TASK GOAL
All the data should be repeated exactly. Any image in it is left out.

DATASET RECORDS

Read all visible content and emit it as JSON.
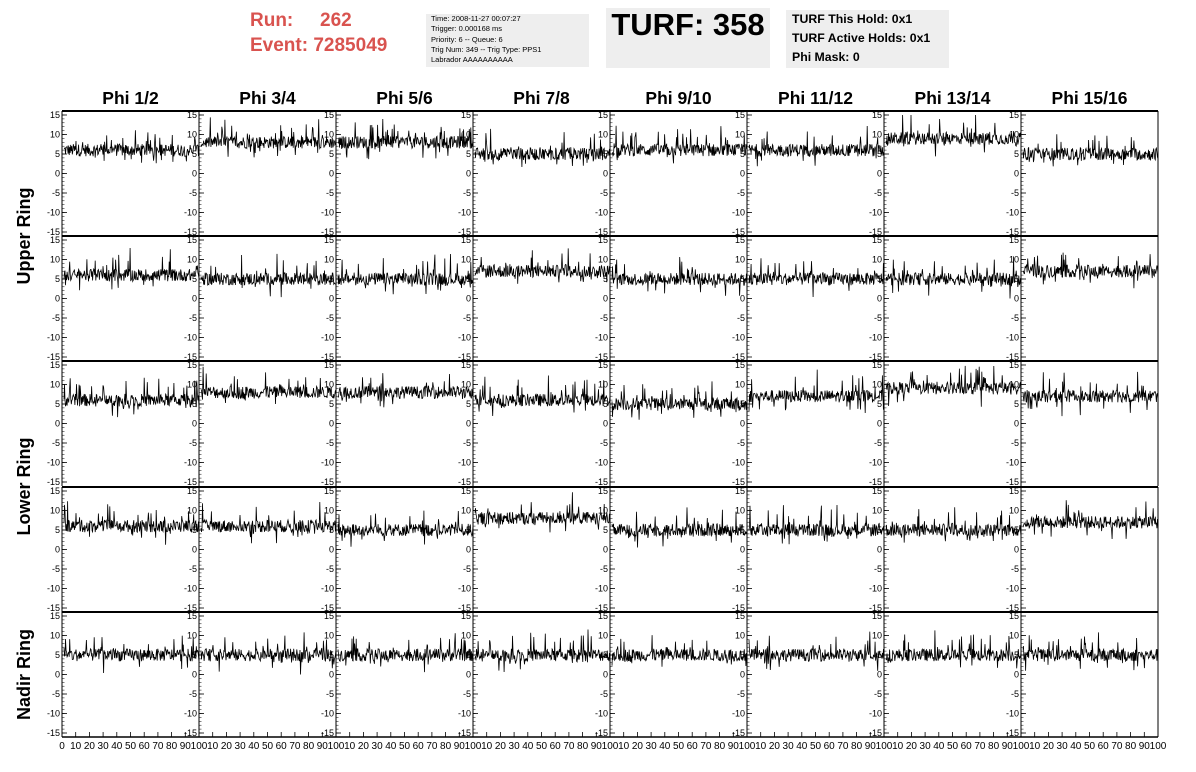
{
  "header": {
    "run_label": "Run:",
    "run_value": "262",
    "event_label": "Event:",
    "event_value": "7285049",
    "info": {
      "time": "Time: 2008-11-27 00:07:27",
      "trigger": "Trigger: 0.000168 ms",
      "priority": "Priority: 6 -- Queue: 6",
      "trig": "Trig Num: 349 -- Trig Type: PPS1",
      "labrador": "Labrador AAAAAAAAAA"
    },
    "turf_title": "TURF: 358",
    "turf_this_hold": "TURF This Hold: 0x1",
    "turf_active_holds": "TURF Active Holds: 0x1",
    "phi_mask": "Phi Mask: 0"
  },
  "colors": {
    "header_text": "#d9534f",
    "panel_bg": "#eeeeee",
    "trace": "#000000"
  },
  "chart_data": {
    "type": "line",
    "columns": [
      "Phi 1/2",
      "Phi 3/4",
      "Phi 5/6",
      "Phi 7/8",
      "Phi 9/10",
      "Phi 11/12",
      "Phi 13/14",
      "Phi 15/16"
    ],
    "ring_labels": [
      "Upper Ring",
      "Lower Ring",
      "Nadir Ring"
    ],
    "rows": 5,
    "row_ring_groups": [
      [
        0,
        1
      ],
      [
        2,
        3
      ],
      [
        4
      ]
    ],
    "xlim": [
      0,
      100
    ],
    "ylim": [
      -15,
      15
    ],
    "x_ticks": [
      0,
      10,
      20,
      30,
      40,
      50,
      60,
      70,
      80,
      90,
      100
    ],
    "y_ticks": [
      -15,
      -10,
      -5,
      0,
      5,
      10,
      15
    ],
    "grid": false,
    "trace_baselines": [
      [
        6,
        8,
        8,
        5,
        6,
        6,
        9,
        5
      ],
      [
        6,
        5,
        5,
        7,
        5,
        5,
        5,
        7
      ],
      [
        6,
        8,
        8,
        6,
        5,
        7,
        9,
        7
      ],
      [
        6,
        6,
        5,
        8,
        5,
        5,
        5,
        7
      ],
      [
        5,
        5,
        5,
        5,
        5,
        5,
        5,
        5
      ]
    ]
  }
}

SOLUTION FOR THIS EXERCISE
Read all visible content and emit it as JSON.
{
  "header": {
    "run_label": "Run:",
    "run_value": "262",
    "event_label": "Event:",
    "event_value": "7285049",
    "info": {
      "time": "Time: 2008-11-27 00:07:27",
      "trigger": "Trigger: 0.000168 ms",
      "priority": "Priority: 6 -- Queue: 6",
      "trig": "Trig Num: 349 -- Trig Type: PPS1",
      "labrador": "Labrador AAAAAAAAAA"
    },
    "turf_title": "TURF: 358",
    "turf_this_hold": "TURF This Hold: 0x1",
    "turf_active_holds": "TURF Active Holds: 0x1",
    "phi_mask": "Phi Mask: 0"
  },
  "colors": {
    "header_text": "#d9534f",
    "panel_bg": "#eeeeee",
    "trace": "#000000"
  },
  "chart_data": {
    "type": "line",
    "columns": [
      "Phi 1/2",
      "Phi 3/4",
      "Phi 5/6",
      "Phi 7/8",
      "Phi 9/10",
      "Phi 11/12",
      "Phi 13/14",
      "Phi 15/16"
    ],
    "ring_labels": [
      "Upper Ring",
      "Lower Ring",
      "Nadir Ring"
    ],
    "rows": 5,
    "row_ring_groups": [
      [
        0,
        1
      ],
      [
        2,
        3
      ],
      [
        4
      ]
    ],
    "xlim": [
      0,
      100
    ],
    "ylim": [
      -15,
      15
    ],
    "x_ticks": [
      0,
      10,
      20,
      30,
      40,
      50,
      60,
      70,
      80,
      90,
      100
    ],
    "y_ticks": [
      -15,
      -10,
      -5,
      0,
      5,
      10,
      15
    ],
    "grid": false,
    "trace_baselines": [
      [
        6,
        8,
        8,
        5,
        6,
        6,
        9,
        5
      ],
      [
        6,
        5,
        5,
        7,
        5,
        5,
        5,
        7
      ],
      [
        6,
        8,
        8,
        6,
        5,
        7,
        9,
        7
      ],
      [
        6,
        6,
        5,
        8,
        5,
        5,
        5,
        7
      ],
      [
        5,
        5,
        5,
        5,
        5,
        5,
        5,
        5
      ]
    ]
  }
}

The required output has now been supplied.